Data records
^^^^

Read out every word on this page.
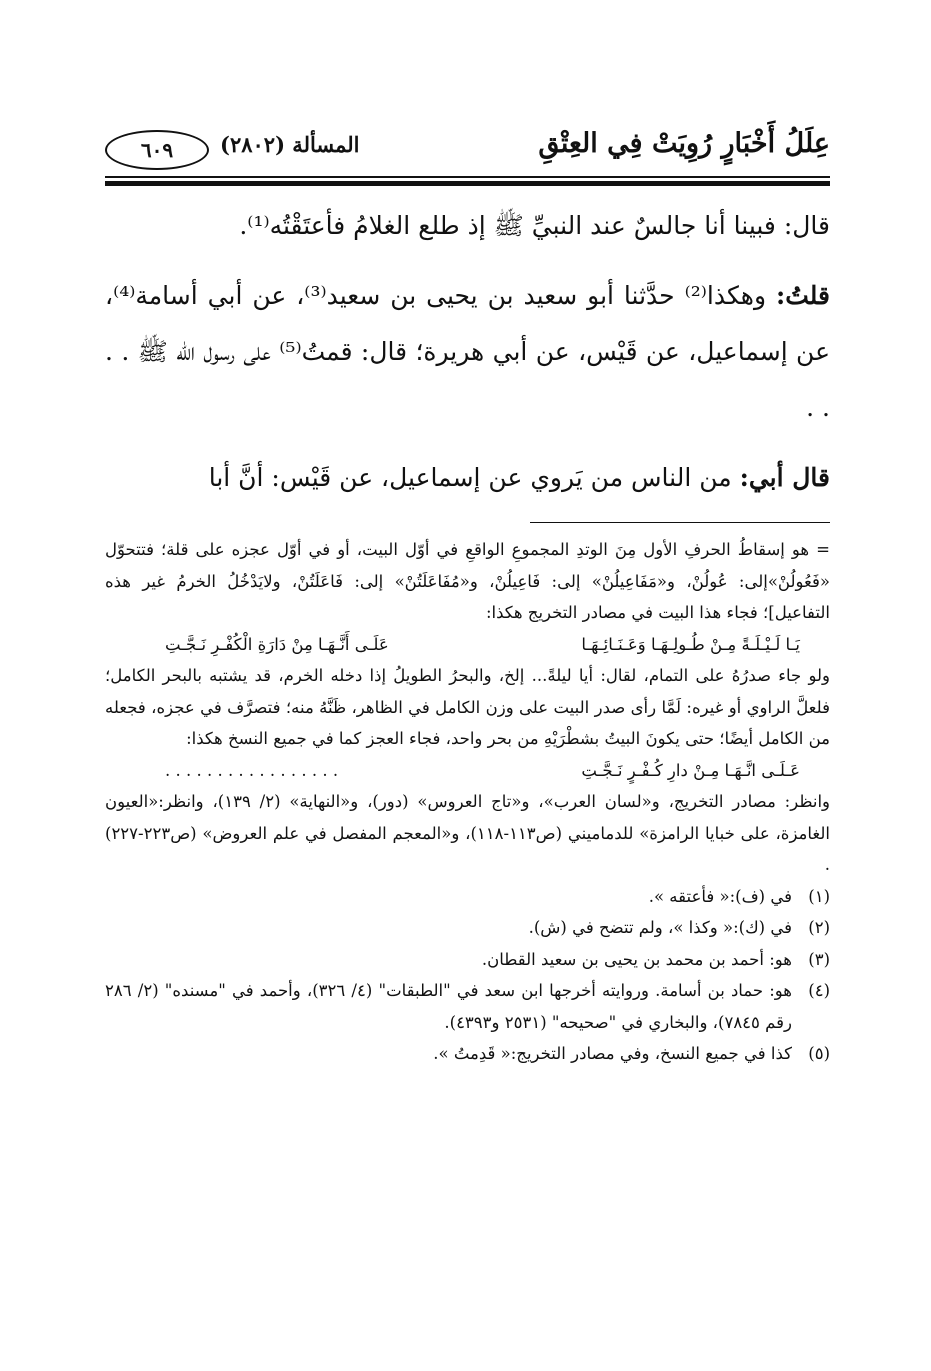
عِلَلُ أَخْبَارٍ رُوِيَتْ فِي العِتْقِ
المسألة (٢٨٠٢)
٦٠٩

قال: فبينا أنا جالسٌ عند النبيِّ ﷺ إذ طلع الغلامُ فأعتَقْتُه⁽¹⁾.

قلتُ: وهكذا⁽²⁾ حدَّثنا أبو سعيد بن يحيى بن سعيد⁽³⁾، عن أبي أسامة⁽⁴⁾، عن إسماعيل، عن قَيْس، عن أبي هريرة؛ قال: قمتُ⁽⁵⁾ على رسول الله ﷺ . . . .

قال أبي: من الناس من يَروي عن إسماعيل، عن قَيْس: أنَّ أبا

= هو إسقاطُ الحرفِ الأول مِنَ الوتدِ المجموعِ الواقعِ في أوّل البيت، أو في أوّل عجزه على قلة؛ فتتحوّل «فَعُولُنْ»إلى: عُولُنْ، و«مَفَاعِيلُنْ» إلى: فَاعِيلُنْ، و«مُفَاعَلَتُنْ» إلى: فَاعَلَتُنْ، ولايَدْخُلُ الخرمُ غير هذه التفاعيل]؛ فجاء هذا البيت في مصادر التخريج هكذا:

يَـا لَـيْـلَـةً مِـنْ طُـولِـهَـا وَعَـنَـائِـهَـا
عَلَـى أَنَّـهَـا مِنْ دَارَةِ الْكُفْـرِ نَـجَّـتِ

ولو جاء صدرُهُ على التمام، لقال: أيا ليلةً... إلخ، والبحرُ الطويلُ إذا دخله الخرم، قد يشتبه بالبحر الكامل؛ فلعلَّ الراوي أو غيره: لَمَّا رأى صدر البيت على وزن الكامل في الظاهر، ظَنَّهُ منه؛ فتصرَّف في عجزه، فجعله من الكامل أيضًا؛ حتى يكونَ البيتُ بشطْرَيْهِ من بحر واحد، فجاء العجز كما في جميع النسخ هكذا:

عَـلَـى انَّـهَـا مِـنْ دارِ كُـفْـرٍ نَـجَّـتِ
. . . . . . . . . . . . . . . . .

وانظر: مصادر التخريج، و«لسان العرب»، و«تاج العروس» (دور)، و«النهاية» (٢/ ١٣٩)، وانظر:«العيون الغامزة، على خبايا الرامزة» للدماميني (ص١١٣-١١٨)، و«المعجم المفصل في علم العروض» (ص٢٢٣-٢٢٧) .

(١)
في (ف):« فأعتقه ».
(٢)
في (ك):« وكذا »، ولم تتضح في (ش).
(٣)
هو: أحمد بن محمد بن يحيى بن سعيد القطان.
(٤)
هو: حماد بن أسامة. وروايته أخرجها ابن سعد في "الطبقات" (٤/ ٣٢٦)، وأحمد في "مسنده" (٢/ ٢٨٦ رقم ٧٨٤٥)، والبخاري في "صحيحه" (٢٥٣١ و٤٣٩٣).
(٥)
كذا في جميع النسخ، وفي مصادر التخريج:« قَدِمتُ ».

^^^^

All of the data above should be transcribed verbatim, with pictures omitted.

Right answer:
Read out every word on this page.
عِلَلُ أَخْبَارٍ رُوِيَتْ فِي العِتْقِ
المسألة (٢٨٠٢)
٦٠٩

قال: فبينا أنا جالسٌ عند النبيِّ ﷺ إذ طلع الغلامُ فأعتَقْتُه⁽¹⁾.

قلتُ: وهكذا⁽²⁾ حدَّثنا أبو سعيد بن يحيى بن سعيد⁽³⁾، عن أبي أسامة⁽⁴⁾، عن إسماعيل، عن قَيْس، عن أبي هريرة؛ قال: قمتُ⁽⁵⁾ على رسول الله ﷺ . . . .

قال أبي: من الناس من يَروي عن إسماعيل، عن قَيْس: أنَّ أبا

= هو إسقاطُ الحرفِ الأول مِنَ الوتدِ المجموعِ الواقعِ في أوّل البيت، أو في أوّل عجزه على قلة؛ فتتحوّل «فَعُولُنْ»إلى: عُولُنْ، و«مَفَاعِيلُنْ» إلى: فَاعِيلُنْ، و«مُفَاعَلَتُنْ» إلى: فَاعَلَتُنْ، ولايَدْخُلُ الخرمُ غير هذه التفاعيل]؛ فجاء هذا البيت في مصادر التخريج هكذا:

يَـا لَـيْـلَـةً مِـنْ طُـولِـهَـا وَعَـنَـائِـهَـا
عَلَـى أَنَّـهَـا مِنْ دَارَةِ الْكُفْـرِ نَـجَّـتِ

ولو جاء صدرُهُ على التمام، لقال: أيا ليلةً... إلخ، والبحرُ الطويلُ إذا دخله الخرم، قد يشتبه بالبحر الكامل؛ فلعلَّ الراوي أو غيره: لَمَّا رأى صدر البيت على وزن الكامل في الظاهر، ظَنَّهُ منه؛ فتصرَّف في عجزه، فجعله من الكامل أيضًا؛ حتى يكونَ البيتُ بشطْرَيْهِ من بحر واحد، فجاء العجز كما في جميع النسخ هكذا:

عَـلَـى انَّـهَـا مِـنْ دارِ كُـفْـرٍ نَـجَّـتِ
. . . . . . . . . . . . . . . . .

وانظر: مصادر التخريج، و«لسان العرب»، و«تاج العروس» (دور)، و«النهاية» (٢/ ١٣٩)، وانظر:«العيون الغامزة، على خبايا الرامزة» للدماميني (ص١١٣-١١٨)، و«المعجم المفصل في علم العروض» (ص٢٢٣-٢٢٧) .

(١)
في (ف):« فأعتقه ».
(٢)
في (ك):« وكذا »، ولم تتضح في (ش).
(٣)
هو: أحمد بن محمد بن يحيى بن سعيد القطان.
(٤)
هو: حماد بن أسامة. وروايته أخرجها ابن سعد في "الطبقات" (٤/ ٣٢٦)، وأحمد في "مسنده" (٢/ ٢٨٦ رقم ٧٨٤٥)، والبخاري في "صحيحه" (٢٥٣١ و٤٣٩٣).
(٥)
كذا في جميع النسخ، وفي مصادر التخريج:« قَدِمتُ ».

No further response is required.